───── MATERIAL SUPPLIED ─────

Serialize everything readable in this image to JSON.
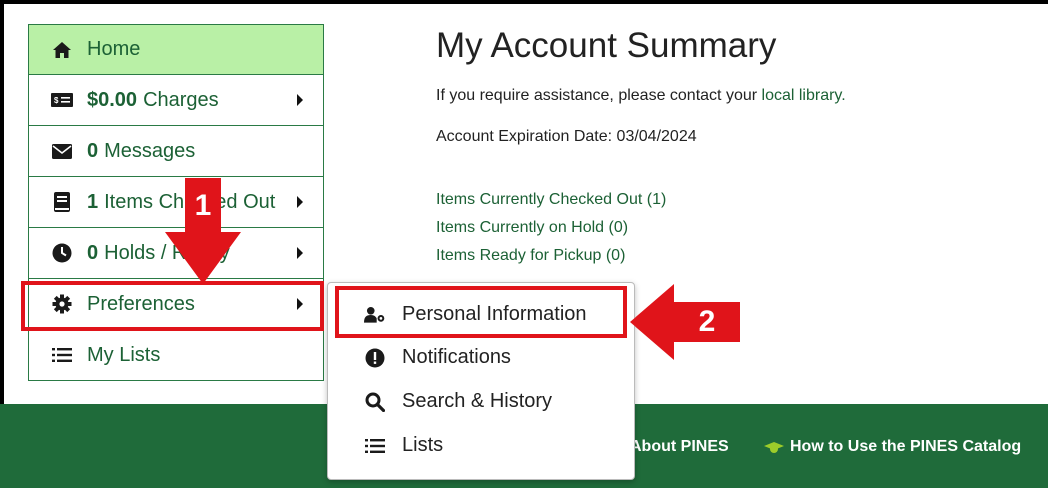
{
  "sidebar": {
    "home": "Home",
    "charges_amount": "$0.00",
    "charges_label": "Charges",
    "messages_count": "0",
    "messages_label": "Messages",
    "checked_count": "1",
    "checked_label": "Items Checked Out",
    "holds_count": "0",
    "holds_label": "Holds / Ready",
    "preferences": "Preferences",
    "lists": "My Lists"
  },
  "main": {
    "title": "My Account Summary",
    "assist_text": "If you require assistance, please contact your",
    "assist_link": "local library.",
    "expiration": "Account Expiration Date: 03/04/2024",
    "links": [
      "Items Currently Checked Out (1)",
      "Items Currently on Hold (0)",
      "Items Ready for Pickup (0)"
    ]
  },
  "dropdown": {
    "items": [
      "Personal Information",
      "Notifications",
      "Search & History",
      "Lists"
    ]
  },
  "footer": {
    "about": "About PINES",
    "howto": "How to Use the PINES Catalog"
  },
  "annotations": {
    "step1": "1",
    "step2": "2",
    "highlight_color": "#e0141a"
  },
  "colors": {
    "brand_green": "#1f6b3a",
    "home_bg": "#b9f0a6",
    "link_green": "#1c6135"
  }
}
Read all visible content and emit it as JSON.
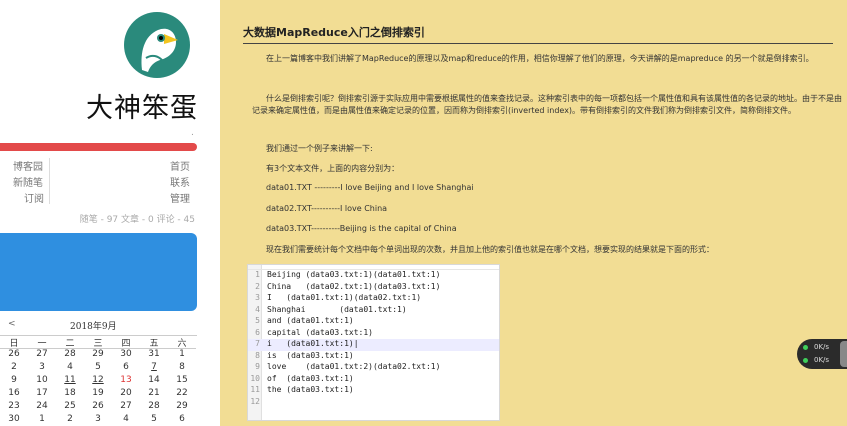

─────

Quote the entries in full. Any image among them is to be omitted from the copy.

▸ **EXPECTED ANSWER**:
Serialize everything readable in this image to JSON.
{
  "sidebar": {
    "home": "Home",
    "charges_amount": "$0.00",
    "charges_label": "Charges",
    "messages_count": "0",
    "messages_label": "Messages",
    "checked_count": "1",
    "checked_label": "Items Checked Out",
    "holds_count": "0",
    "holds_label": "Holds / Ready",
    "preferences": "Preferences",
    "lists": "My Lists"
  },
  "main": {
    "title": "My Account Summary",
    "assist_text": "If you require assistance, please contact your",
    "assist_link": "local library.",
    "expiration": "Account Expiration Date: 03/04/2024",
    "links": [
      "Items Currently Checked Out (1)",
      "Items Currently on Hold (0)",
      "Items Ready for Pickup (0)"
    ]
  },
  "dropdown": {
    "items": [
      "Personal Information",
      "Notifications",
      "Search & History",
      "Lists"
    ]
  },
  "footer": {
    "about": "About PINES",
    "howto": "How to Use the PINES Catalog"
  },
  "annotations": {
    "step1": "1",
    "step2": "2",
    "highlight_color": "#e0141a"
  },
  "colors": {
    "brand_green": "#1f6b3a",
    "home_bg": "#b9f0a6",
    "link_green": "#1c6135"
  }
}
Read all visible content and emit it as JSON.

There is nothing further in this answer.